* Your instructions
Give every line of the items below as a JSON list of strings, one string per line, leaving out blank lines.

◇ ◇ ◇

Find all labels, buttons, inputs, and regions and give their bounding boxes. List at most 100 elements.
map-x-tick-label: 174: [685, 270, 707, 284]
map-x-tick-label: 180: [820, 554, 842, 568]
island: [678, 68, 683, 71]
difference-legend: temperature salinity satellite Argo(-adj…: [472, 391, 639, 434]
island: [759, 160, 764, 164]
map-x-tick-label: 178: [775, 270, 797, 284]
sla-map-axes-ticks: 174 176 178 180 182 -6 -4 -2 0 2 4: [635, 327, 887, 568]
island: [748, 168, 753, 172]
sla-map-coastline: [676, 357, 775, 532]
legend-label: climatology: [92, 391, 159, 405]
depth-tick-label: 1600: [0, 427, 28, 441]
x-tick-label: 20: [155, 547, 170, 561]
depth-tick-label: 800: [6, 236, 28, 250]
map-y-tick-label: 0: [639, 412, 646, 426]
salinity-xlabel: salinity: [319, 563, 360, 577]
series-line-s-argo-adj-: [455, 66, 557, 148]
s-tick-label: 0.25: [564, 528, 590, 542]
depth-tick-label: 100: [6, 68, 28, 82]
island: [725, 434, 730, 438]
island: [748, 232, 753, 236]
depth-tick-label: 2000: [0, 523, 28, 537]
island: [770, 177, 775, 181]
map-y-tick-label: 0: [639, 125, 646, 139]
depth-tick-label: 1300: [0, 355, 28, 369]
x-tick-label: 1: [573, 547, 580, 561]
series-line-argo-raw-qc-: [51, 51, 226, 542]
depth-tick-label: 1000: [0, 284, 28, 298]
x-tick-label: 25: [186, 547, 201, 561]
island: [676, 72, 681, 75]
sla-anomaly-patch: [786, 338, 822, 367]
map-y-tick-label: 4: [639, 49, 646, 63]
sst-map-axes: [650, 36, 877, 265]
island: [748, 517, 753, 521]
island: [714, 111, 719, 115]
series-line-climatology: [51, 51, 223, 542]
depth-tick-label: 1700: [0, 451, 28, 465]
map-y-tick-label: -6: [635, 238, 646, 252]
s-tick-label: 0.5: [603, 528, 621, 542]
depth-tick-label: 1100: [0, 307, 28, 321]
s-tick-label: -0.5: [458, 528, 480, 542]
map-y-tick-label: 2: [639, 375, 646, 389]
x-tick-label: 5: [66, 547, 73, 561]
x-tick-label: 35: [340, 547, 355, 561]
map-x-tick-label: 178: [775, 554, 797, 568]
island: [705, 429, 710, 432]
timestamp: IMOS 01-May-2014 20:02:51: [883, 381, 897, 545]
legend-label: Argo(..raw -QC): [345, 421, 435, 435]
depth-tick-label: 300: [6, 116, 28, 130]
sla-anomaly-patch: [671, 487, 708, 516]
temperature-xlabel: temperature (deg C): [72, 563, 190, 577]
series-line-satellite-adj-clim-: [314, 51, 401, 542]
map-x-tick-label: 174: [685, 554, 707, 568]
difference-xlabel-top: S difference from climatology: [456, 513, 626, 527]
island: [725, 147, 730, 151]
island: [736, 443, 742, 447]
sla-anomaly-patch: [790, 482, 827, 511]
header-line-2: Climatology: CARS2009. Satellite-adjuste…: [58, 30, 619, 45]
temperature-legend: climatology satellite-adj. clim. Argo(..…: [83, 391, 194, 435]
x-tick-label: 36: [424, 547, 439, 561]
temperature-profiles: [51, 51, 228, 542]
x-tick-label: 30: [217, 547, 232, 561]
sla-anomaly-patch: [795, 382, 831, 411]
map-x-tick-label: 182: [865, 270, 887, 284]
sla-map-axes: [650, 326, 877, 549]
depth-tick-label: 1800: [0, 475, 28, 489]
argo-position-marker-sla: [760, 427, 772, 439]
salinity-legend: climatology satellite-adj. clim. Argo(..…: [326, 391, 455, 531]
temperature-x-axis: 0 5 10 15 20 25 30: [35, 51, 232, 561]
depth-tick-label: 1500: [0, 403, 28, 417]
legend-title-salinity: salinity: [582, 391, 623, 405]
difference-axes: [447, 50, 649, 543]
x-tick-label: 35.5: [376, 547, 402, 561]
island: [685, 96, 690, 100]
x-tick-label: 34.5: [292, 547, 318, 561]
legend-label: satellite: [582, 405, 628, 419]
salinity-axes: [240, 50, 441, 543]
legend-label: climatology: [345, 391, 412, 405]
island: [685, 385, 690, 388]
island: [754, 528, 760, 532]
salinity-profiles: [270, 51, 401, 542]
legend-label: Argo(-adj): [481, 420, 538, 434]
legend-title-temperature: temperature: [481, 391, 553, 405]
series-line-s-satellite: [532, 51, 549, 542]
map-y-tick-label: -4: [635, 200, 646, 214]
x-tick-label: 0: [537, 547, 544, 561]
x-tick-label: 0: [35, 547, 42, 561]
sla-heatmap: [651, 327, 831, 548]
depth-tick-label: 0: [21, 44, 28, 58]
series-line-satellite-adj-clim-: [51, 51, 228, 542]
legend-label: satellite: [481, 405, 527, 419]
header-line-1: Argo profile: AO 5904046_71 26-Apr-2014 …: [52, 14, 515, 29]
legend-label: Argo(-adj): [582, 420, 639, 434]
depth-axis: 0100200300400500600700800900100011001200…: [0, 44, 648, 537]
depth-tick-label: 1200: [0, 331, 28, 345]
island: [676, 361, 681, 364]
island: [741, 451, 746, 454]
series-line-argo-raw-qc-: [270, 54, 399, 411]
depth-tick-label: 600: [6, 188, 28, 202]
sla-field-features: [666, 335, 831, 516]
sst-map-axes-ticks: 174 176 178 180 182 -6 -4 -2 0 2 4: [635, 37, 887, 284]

◇ ◇ ◇

* Written solution
[
  "Find all labels, buttons, inputs, and regions and give their bounding boxes. List at most 100 elements.",
  "map-x-tick-label: 174: [685, 270, 707, 284]",
  "map-x-tick-label: 180: [820, 554, 842, 568]",
  "island: [678, 68, 683, 71]",
  "difference-legend: temperature salinity satellite Argo(-adj…: [472, 391, 639, 434]",
  "island: [759, 160, 764, 164]",
  "map-x-tick-label: 178: [775, 270, 797, 284]",
  "sla-map-axes-ticks: 174 176 178 180 182 -6 -4 -2 0 2 4: [635, 327, 887, 568]",
  "island: [748, 168, 753, 172]",
  "sla-map-coastline: [676, 357, 775, 532]",
  "legend-label: climatology: [92, 391, 159, 405]",
  "depth-tick-label: 1600: [0, 427, 28, 441]",
  "x-tick-label: 20: [155, 547, 170, 561]",
  "depth-tick-label: 800: [6, 236, 28, 250]",
  "map-y-tick-label: 0: [639, 412, 646, 426]",
  "salinity-xlabel: salinity: [319, 563, 360, 577]",
  "series-line-s-argo-adj-: [455, 66, 557, 148]",
  "s-tick-label: 0.25: [564, 528, 590, 542]",
  "depth-tick-label: 100: [6, 68, 28, 82]",
  "island: [725, 434, 730, 438]",
  "island: [748, 232, 753, 236]",
  "depth-tick-label: 2000: [0, 523, 28, 537]",
  "island: [770, 177, 775, 181]",
  "map-y-tick-label: 0: [639, 125, 646, 139]",
  "depth-tick-label: 1300: [0, 355, 28, 369]",
  "x-tick-label: 1: [573, 547, 580, 561]",
  "series-line-argo-raw-qc-: [51, 51, 226, 542]",
  "depth-tick-label: 1000: [0, 284, 28, 298]",
  "x-tick-label: 25: [186, 547, 201, 561]",
  "island: [676, 72, 681, 75]",
  "sla-anomaly-patch: [786, 338, 822, 367]",
  "map-y-tick-label: 4: [639, 49, 646, 63]",
  "sst-map-axes: [650, 36, 877, 265]",
  "island: [748, 517, 753, 521]",
  "island: [714, 111, 719, 115]",
  "series-line-climatology: [51, 51, 223, 542]",
  "depth-tick-label: 1700: [0, 451, 28, 465]",
  "map-y-tick-label: -6: [635, 238, 646, 252]",
  "s-tick-label: 0.5: [603, 528, 621, 542]",
  "depth-tick-label: 1100: [0, 307, 28, 321]",
  "s-tick-label: -0.5: [458, 528, 480, 542]",
  "map-y-tick-label: 2: [639, 375, 646, 389]",
  "x-tick-label: 5: [66, 547, 73, 561]",
  "x-tick-label: 35: [340, 547, 355, 561]",
  "map-x-tick-label: 178: [775, 554, 797, 568]",
  "island: [705, 429, 710, 432]",
  "timestamp: IMOS 01-May-2014 20:02:51: [883, 381, 897, 545]",
  "legend-label: Argo(..raw -QC): [345, 421, 435, 435]",
  "depth-tick-label: 300: [6, 116, 28, 130]",
  "sla-anomaly-patch: [671, 487, 708, 516]",
  "temperature-xlabel: temperature (deg C): [72, 563, 190, 577]",
  "series-line-satellite-adj-clim-: [314, 51, 401, 542]",
  "map-x-tick-label: 174: [685, 554, 707, 568]",
  "difference-xlabel-top: S difference from climatology: [456, 513, 626, 527]",
  "island: [725, 147, 730, 151]",
  "island: [736, 443, 742, 447]",
  "sla-anomaly-patch: [790, 482, 827, 511]",
  "header-line-2: Climatology: CARS2009. Satellite-adjuste…: [58, 30, 619, 45]",
  "temperature-legend: climatology satellite-adj. clim. Argo(..…: [83, 391, 194, 435]",
  "x-tick-label: 36: [424, 547, 439, 561]",
  "temperature-profiles: [51, 51, 228, 542]",
  "x-tick-label: 30: [217, 547, 232, 561]",
  "sla-anomaly-patch: [795, 382, 831, 411]",
  "map-x-tick-label: 182: [865, 270, 887, 284]",
  "sla-map-axes: [650, 326, 877, 549]",
  "depth-tick-label: 1800: [0, 475, 28, 489]",
  "argo-position-marker-sla: [760, 427, 772, 439]",
  "salinity-legend: climatology satellite-adj. clim. Argo(..…: [326, 391, 455, 531]",
  "temperature-x-axis: 0 5 10 15 20 25 30: [35, 51, 232, 561]",
  "depth-tick-label: 1500: [0, 403, 28, 417]",
  "legend-title-salinity: salinity: [582, 391, 623, 405]",
  "difference-axes: [447, 50, 649, 543]",
  "x-tick-label: 35.5: [376, 547, 402, 561]",
  "island: [685, 96, 690, 100]",
  "x-tick-label: 34.5: [292, 547, 318, 561]",
  "legend-label: satellite: [582, 405, 628, 419]",
  "salinity-axes: [240, 50, 441, 543]",
  "legend-label: climatology: [345, 391, 412, 405]",
  "island: [685, 385, 690, 388]",
  "island: [754, 528, 760, 532]",
  "salinity-profiles: [270, 51, 401, 542]",
  "legend-label: Argo(-adj): [481, 420, 538, 434]",
  "legend-title-temperature: temperature: [481, 391, 553, 405]",
  "series-line-s-satellite: [532, 51, 549, 542]",
  "map-y-tick-label: -4: [635, 200, 646, 214]",
  "x-tick-label: 0: [537, 547, 544, 561]",
  "x-tick-label: 0: [35, 547, 42, 561]",
  "sla-heatmap: [651, 327, 831, 548]",
  "depth-tick-label: 0: [21, 44, 28, 58]",
  "series-line-satellite-adj-clim-: [51, 51, 228, 542]",
  "legend-label: satellite: [481, 405, 527, 419]",
  "header-line-1: Argo profile: AO 5904046_71 26-Apr-2014 …: [52, 14, 515, 29]",
  "legend-label: Argo(-adj): [582, 420, 639, 434]",
  "depth-axis: 0100200300400500600700800900100011001200…: [0, 44, 648, 537]",
  "depth-tick-label: 1200: [0, 331, 28, 345]",
  "island: [676, 361, 681, 364]",
  "island: [741, 451, 746, 454]",
  "series-line-argo-raw-qc-: [270, 54, 399, 411]",
  "depth-tick-label: 600: [6, 188, 28, 202]",
  "sla-field-features: [666, 335, 831, 516]",
  "sst-map-axes-ticks: 174 176 178 180 182 -6 -4 -2 0 2 4: [635, 37, 887, 284]"
]